- DIRECTION -
Lines containing the word "doce" should be extracted in full.

- PROVIDED DATA -
* * * * * * * * *
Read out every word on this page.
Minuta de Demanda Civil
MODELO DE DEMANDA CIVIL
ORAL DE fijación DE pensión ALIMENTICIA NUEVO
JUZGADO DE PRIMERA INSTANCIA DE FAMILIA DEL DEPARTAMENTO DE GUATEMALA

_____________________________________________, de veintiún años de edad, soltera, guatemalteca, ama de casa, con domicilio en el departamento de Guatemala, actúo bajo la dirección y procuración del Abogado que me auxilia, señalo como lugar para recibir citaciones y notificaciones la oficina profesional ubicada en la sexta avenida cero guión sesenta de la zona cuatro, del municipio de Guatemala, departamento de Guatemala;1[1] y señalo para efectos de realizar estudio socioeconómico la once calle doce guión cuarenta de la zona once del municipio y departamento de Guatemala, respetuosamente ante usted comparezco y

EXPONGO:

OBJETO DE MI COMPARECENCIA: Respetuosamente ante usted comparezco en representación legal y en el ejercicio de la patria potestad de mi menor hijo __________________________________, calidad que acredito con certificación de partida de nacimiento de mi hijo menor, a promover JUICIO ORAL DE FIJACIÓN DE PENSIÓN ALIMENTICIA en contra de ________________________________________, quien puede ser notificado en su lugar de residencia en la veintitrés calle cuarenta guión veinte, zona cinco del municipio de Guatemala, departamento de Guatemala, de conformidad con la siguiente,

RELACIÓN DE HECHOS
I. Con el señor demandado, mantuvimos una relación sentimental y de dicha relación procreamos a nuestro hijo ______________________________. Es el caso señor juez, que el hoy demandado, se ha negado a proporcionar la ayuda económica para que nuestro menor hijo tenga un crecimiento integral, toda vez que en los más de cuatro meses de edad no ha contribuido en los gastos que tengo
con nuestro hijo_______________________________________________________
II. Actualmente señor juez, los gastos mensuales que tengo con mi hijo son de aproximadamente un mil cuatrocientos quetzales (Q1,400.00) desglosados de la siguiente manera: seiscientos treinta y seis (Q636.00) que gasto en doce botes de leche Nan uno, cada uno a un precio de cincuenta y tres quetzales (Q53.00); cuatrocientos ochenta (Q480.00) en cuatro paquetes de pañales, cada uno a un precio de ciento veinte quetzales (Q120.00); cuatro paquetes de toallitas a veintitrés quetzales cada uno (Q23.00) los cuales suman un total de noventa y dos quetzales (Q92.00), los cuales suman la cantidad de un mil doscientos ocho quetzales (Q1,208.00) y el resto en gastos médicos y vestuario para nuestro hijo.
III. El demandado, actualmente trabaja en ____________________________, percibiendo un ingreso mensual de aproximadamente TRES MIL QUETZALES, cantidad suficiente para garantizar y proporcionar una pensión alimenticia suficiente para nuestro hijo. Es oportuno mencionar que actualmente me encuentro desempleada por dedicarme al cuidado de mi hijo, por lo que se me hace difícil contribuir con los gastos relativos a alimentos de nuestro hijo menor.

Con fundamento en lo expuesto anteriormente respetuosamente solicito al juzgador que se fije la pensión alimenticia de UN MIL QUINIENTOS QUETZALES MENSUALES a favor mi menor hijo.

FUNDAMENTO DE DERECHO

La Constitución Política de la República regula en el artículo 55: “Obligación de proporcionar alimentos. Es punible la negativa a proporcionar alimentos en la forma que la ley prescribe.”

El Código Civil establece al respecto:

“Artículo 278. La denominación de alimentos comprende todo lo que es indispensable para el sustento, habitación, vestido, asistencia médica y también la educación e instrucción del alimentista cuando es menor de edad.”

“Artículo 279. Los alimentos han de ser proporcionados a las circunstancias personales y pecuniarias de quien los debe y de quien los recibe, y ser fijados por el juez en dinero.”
* * * * * * * * *
- WRITTEN REPLY -
_____________________________________________, de veintiún años de edad, soltera, guatemalteca, ama de casa, con domicilio en el departamento de Guatemala, actúo bajo la dirección y procuración del Abogado que me auxilia, señalo como lugar para recibir citaciones y notificaciones la oficina profesional ubicada en la sexta avenida cero guión sesenta de la zona cuatro, del municipio de Guatemala, departamento de Guatemala;1[1] y señalo para efectos de realizar estudio socioeconómico la once calle doce guión cuarenta de la zona once del municipio y departamento de Guatemala, respetuosamente ante usted comparezco y
II. Actualmente señor juez, los gastos mensuales que tengo con mi hijo son de aproximadamente un mil cuatrocientos quetzales (Q1,400.00) desglosados de la siguiente manera: seiscientos treinta y seis (Q636.00) que gasto en doce botes de leche Nan uno, cada uno a un precio de cincuenta y tres quetzales (Q53.00); cuatrocientos ochenta (Q480.00) en cuatro paquetes de pañales, cada uno a un precio de ciento veinte quetzales (Q120.00); cuatro paquetes de toallitas a veintitrés quetzales cada uno (Q23.00) los cuales suman un total de noventa y dos quetzales (Q92.00), los cuales suman la cantidad de un mil doscientos ocho quetzales (Q1,208.00) y el resto en gastos médicos y vestuario para nuestro hijo.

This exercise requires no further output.